**What is being asked**
Copy the records below exactly, leaving out any pictures.

**Material**

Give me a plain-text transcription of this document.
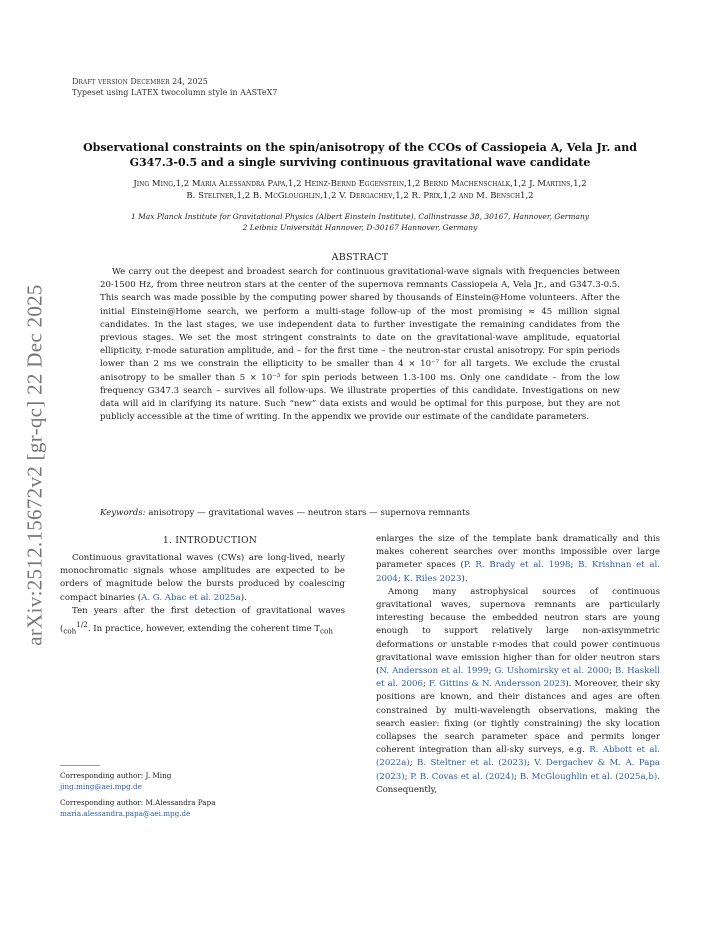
arXiv:2512.15672v2 [gr-qc] 22 Dec 2025
Draft version December 24, 2025
Typeset using LATEX twocolumn style in AASTeX7
Observational constraints on the spin/anisotropy of the CCOs of Cassiopeia A, Vela Jr. and G347.3-0.5 and a single surviving continuous gravitational wave candidate
Jing Ming,1,2 Maria Alessandra Papa,1,2 Heinz-Bernd Eggenstein,1,2 Bernd Machenschalk,1,2 J. Martins,1,2
B. Steltner,1,2 B. McGloughlin,1,2 V. Dergachev,1,2 R. Prix,1,2 and M. Bensch1,2
1 Max Planck Institute for Gravitational Physics (Albert Einstein Institute), Callinstrasse 38, 30167, Hannover, Germany
2 Leibniz Universität Hannover, D-30167 Hannover, Germany
ABSTRACT
We carry out the deepest and broadest search for continuous gravitational-wave signals with frequencies between 20-1500 Hz, from three neutron stars at the center of the supernova remnants Cassiopeia A, Vela Jr., and G347.3-0.5. This search was made possible by the computing power shared by thousands of Einstein@Home volunteers. After the initial Einstein@Home search, we perform a multi-stage follow-up of the most promising ≈ 45 million signal candidates. In the last stages, we use independent data to further investigate the remaining candidates from the previous stages. We set the most stringent constraints to date on the gravitational-wave amplitude, equatorial ellipticity, r-mode saturation amplitude, and – for the first time – the neutron-star crustal anisotropy. For spin periods lower than 2 ms we constrain the ellipticity to be smaller than 4 × 10⁻⁷ for all targets. We exclude the crustal anisotropy to be smaller than 5 × 10⁻³ for spin periods between 1.3-100 ms. Only one candidate – from the low frequency G347.3 search – survives all follow-ups. We illustrate properties of this candidate. Investigations on new data will aid in clarifying its nature. Such “new” data exists and would be optimal for this purpose, but they are not publicly accessible at the time of writing. In the appendix we provide our estimate of the candidate parameters.
Keywords: anisotropy — gravitational waves — neutron stars — supernova remnants
1. INTRODUCTION

Continuous gravitational waves (CWs) are long-lived, nearly monochromatic signals whose amplitudes are expected to be orders of magnitude below the bursts produced by coalescing compact binaries (A. G. Abac et al. 2025a).

Ten years after the first detection of gravitational waves ($_{coh}^{1/2}$. In practice, however, extending the coherent time $T_{coh}$

Corresponding author: J. Ming
jing.ming@aei.mpg.de
Corresponding author: M.Alessandra Papa
maria.alessandra.papa@aei.mpg.de

enlarges the size of the template bank dramatically and this makes coherent searches over months impossible over large parameter spaces (P. R. Brady et al. 1998; B. Krishnan et al. 2004; K. Riles 2023).

Among many astrophysical sources of continuous gravitational waves, supernova remnants are particularly interesting because the embedded neutron stars are young enough to support relatively large non-axisymmetric deformations or unstable r-modes that could power continuous gravitational wave emission higher than for older neutron stars (N. Andersson et al. 1999; G. Ushomirsky et al. 2000; B. Haskell et al. 2006; F. Gittins & N. Andersson 2023). Moreover, their sky positions are known, and their distances and ages are often constrained by multi-wavelength observations, making the search easier: fixing (or tightly constraining) the sky location collapses the search parameter space and permits longer coherent integration than all-sky surveys, e.g. R. Abbott et al. (2022a); B. Steltner et al. (2023); V. Dergachev & M. A. Papa (2023); P. B. Covas et al. (2024); B. McGloughlin et al. (2025a,b). Consequently,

**Correct result**
Give me a plain-text transcription of this document.
arXiv:2512.15672v2 [gr-qc] 22 Dec 2025
Draft version December 24, 2025
Typeset using LATEX twocolumn style in AASTeX7
Observational constraints on the spin/anisotropy of the CCOs of Cassiopeia A, Vela Jr. and G347.3-0.5 and a single surviving continuous gravitational wave candidate
Jing Ming,1,2 Maria Alessandra Papa,1,2 Heinz-Bernd Eggenstein,1,2 Bernd Machenschalk,1,2 J. Martins,1,2
B. Steltner,1,2 B. McGloughlin,1,2 V. Dergachev,1,2 R. Prix,1,2 and M. Bensch1,2
1 Max Planck Institute for Gravitational Physics (Albert Einstein Institute), Callinstrasse 38, 30167, Hannover, Germany
2 Leibniz Universität Hannover, D-30167 Hannover, Germany
ABSTRACT
We carry out the deepest and broadest search for continuous gravitational-wave signals with frequencies between 20-1500 Hz, from three neutron stars at the center of the supernova remnants Cassiopeia A, Vela Jr., and G347.3-0.5. This search was made possible by the computing power shared by thousands of Einstein@Home volunteers. After the initial Einstein@Home search, we perform a multi-stage follow-up of the most promising ≈ 45 million signal candidates. In the last stages, we use independent data to further investigate the remaining candidates from the previous stages. We set the most stringent constraints to date on the gravitational-wave amplitude, equatorial ellipticity, r-mode saturation amplitude, and – for the first time – the neutron-star crustal anisotropy. For spin periods lower than 2 ms we constrain the ellipticity to be smaller than 4 × 10⁻⁷ for all targets. We exclude the crustal anisotropy to be smaller than 5 × 10⁻³ for spin periods between 1.3-100 ms. Only one candidate – from the low frequency G347.3 search – survives all follow-ups. We illustrate properties of this candidate. Investigations on new data will aid in clarifying its nature. Such “new” data exists and would be optimal for this purpose, but they are not publicly accessible at the time of writing. In the appendix we provide our estimate of the candidate parameters.
Keywords: anisotropy — gravitational waves — neutron stars — supernova remnants
1. INTRODUCTION

Continuous gravitational waves (CWs) are long-lived, nearly monochromatic signals whose amplitudes are expected to be orders of magnitude below the bursts produced by coalescing compact binaries (A. G. Abac et al. 2025a).

Ten years after the first detection of gravitational waves ($_{coh}^{1/2}$. In practice, however, extending the coherent time $T_{coh}$

Corresponding author: J. Ming
jing.ming@aei.mpg.de
Corresponding author: M.Alessandra Papa
maria.alessandra.papa@aei.mpg.de

enlarges the size of the template bank dramatically and this makes coherent searches over months impossible over large parameter spaces (P. R. Brady et al. 1998; B. Krishnan et al. 2004; K. Riles 2023).

Among many astrophysical sources of continuous gravitational waves, supernova remnants are particularly interesting because the embedded neutron stars are young enough to support relatively large non-axisymmetric deformations or unstable r-modes that could power continuous gravitational wave emission higher than for older neutron stars (N. Andersson et al. 1999; G. Ushomirsky et al. 2000; B. Haskell et al. 2006; F. Gittins & N. Andersson 2023). Moreover, their sky positions are known, and their distances and ages are often constrained by multi-wavelength observations, making the search easier: fixing (or tightly constraining) the sky location collapses the search parameter space and permits longer coherent integration than all-sky surveys, e.g. R. Abbott et al. (2022a); B. Steltner et al. (2023); V. Dergachev & M. A. Papa (2023); P. B. Covas et al. (2024); B. McGloughlin et al. (2025a,b). Consequently,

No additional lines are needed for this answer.